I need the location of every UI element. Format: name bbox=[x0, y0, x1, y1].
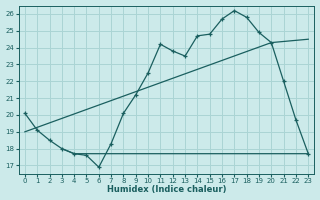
X-axis label: Humidex (Indice chaleur): Humidex (Indice chaleur) bbox=[107, 185, 226, 194]
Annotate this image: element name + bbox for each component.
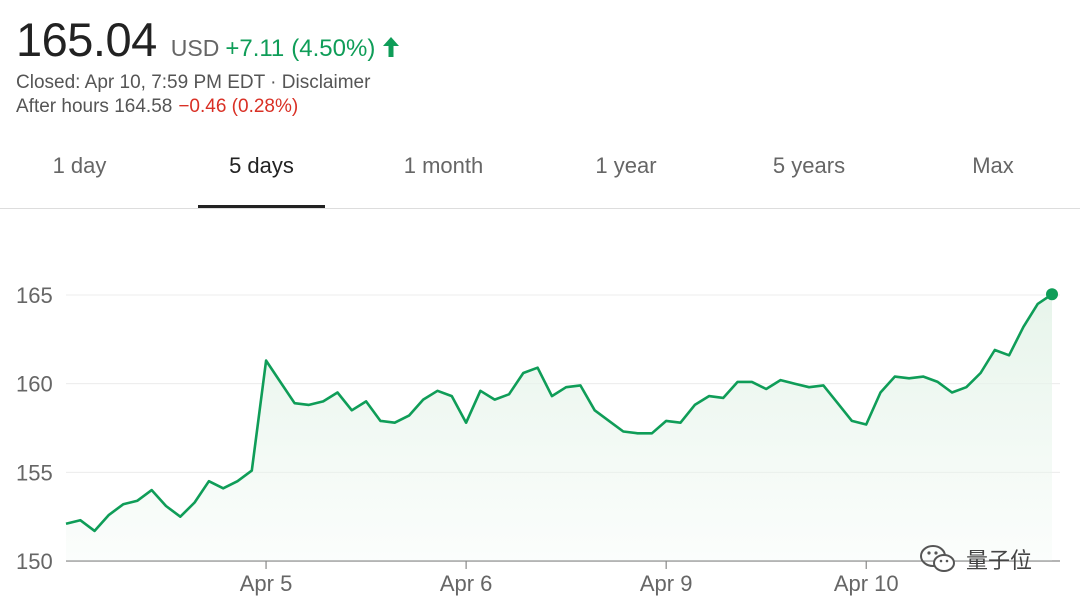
wechat-icon	[920, 545, 955, 572]
x-tick-label: Apr 9	[640, 571, 693, 596]
currency-label: USD	[170, 35, 220, 61]
last-price-dot	[1046, 288, 1058, 301]
after-hours-line: After hours 164.58 −0.46 (0.28%)	[16, 95, 401, 119]
tab-max[interactable]: Max	[972, 153, 1014, 178]
price-chart: 150 155 160 165 Apr 5 Apr 6 Apr 9 Apr 10	[16, 283, 1060, 596]
tab-5-years[interactable]: 5 years	[772, 153, 846, 178]
up-arrow-icon	[381, 36, 401, 63]
price-line	[65, 293, 1053, 533]
y-tick-label: 155	[16, 460, 53, 485]
range-tabs: 1 day 5 days 1 month 1 year 5 years Max	[0, 128, 1080, 209]
y-tick-label: 165	[16, 283, 53, 308]
after-hours-change: −0.46 (0.28%)	[178, 96, 299, 117]
watermark: 量子位	[918, 542, 1032, 576]
price-change-percent: (4.50%)	[291, 35, 376, 62]
tab-1-month[interactable]: 1 month	[403, 153, 484, 178]
price-row: 165.04 USD +7.11 (4.50%)	[16, 12, 401, 68]
quote-header: 165.04 USD +7.11 (4.50%) Closed: Apr 10,…	[16, 12, 401, 119]
after-hours-label: After hours 164.58	[16, 96, 173, 117]
price-change: +7.11	[225, 35, 285, 62]
y-tick-label: 160	[16, 372, 53, 397]
watermark-text: 量子位	[966, 549, 1033, 574]
tab-1-day[interactable]: 1 day	[52, 153, 107, 178]
y-tick-label: 150	[16, 549, 53, 574]
tab-1-year[interactable]: 1 year	[595, 153, 657, 178]
x-tick-label: Apr 6	[440, 571, 493, 596]
price-value: 165.04	[16, 13, 157, 66]
x-tick-label: Apr 5	[240, 571, 293, 596]
price-area	[66, 294, 1052, 561]
x-tick-label: Apr 10	[834, 571, 899, 596]
tab-5-days[interactable]: 5 days	[198, 128, 325, 208]
market-status: Closed: Apr 10, 7:59 PM EDT · Disclaimer	[16, 72, 371, 93]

§ Short task
Starting with the entry line that contains "545, 955, 572]" and going on through the one that contains "549, 1033, 574]", rewrite those lines as a numbered list with any blank lines left out.

§ Written response
1. wechat-icon	[920, 545, 955, 572]
2. x-tick-label: Apr 9	[640, 571, 693, 596]
3. currency-label: USD	[170, 35, 220, 61]
4. last-price-dot	[1046, 288, 1058, 301]
5. after-hours-line: After hours 164.58 −0.46 (0.28%)	[16, 95, 401, 119]
6. tab-max[interactable]: Max	[972, 153, 1014, 178]
7. price-chart: 150 155 160 165 Apr 5 Apr 6 Apr 9 Apr 10	[16, 283, 1060, 596]
8. tab-5-years[interactable]: 5 years	[772, 153, 846, 178]
9. up-arrow-icon	[381, 36, 401, 63]
10. price-line	[65, 293, 1053, 533]
11. y-tick-label: 155	[16, 460, 53, 485]
12. range-tabs: 1 day 5 days 1 month 1 year 5 years Max	[0, 128, 1080, 209]
13. y-tick-label: 165	[16, 283, 53, 308]
14. after-hours-change: −0.46 (0.28%)	[178, 96, 299, 117]
15. watermark: 量子位	[918, 542, 1032, 576]
16. price-change-percent: (4.50%)	[291, 35, 376, 62]
17. tab-1-month[interactable]: 1 month	[403, 153, 484, 178]
18. price-row: 165.04 USD +7.11 (4.50%)	[16, 12, 401, 68]
19. quote-header: 165.04 USD +7.11 (4.50%) Closed: Apr 10,…	[16, 12, 401, 119]
20. after-hours-label: After hours 164.58	[16, 96, 173, 117]
21. price-change: +7.11	[225, 35, 285, 62]
22. y-tick-label: 160	[16, 372, 53, 397]
23. watermark-text: 量子位	[966, 549, 1033, 574]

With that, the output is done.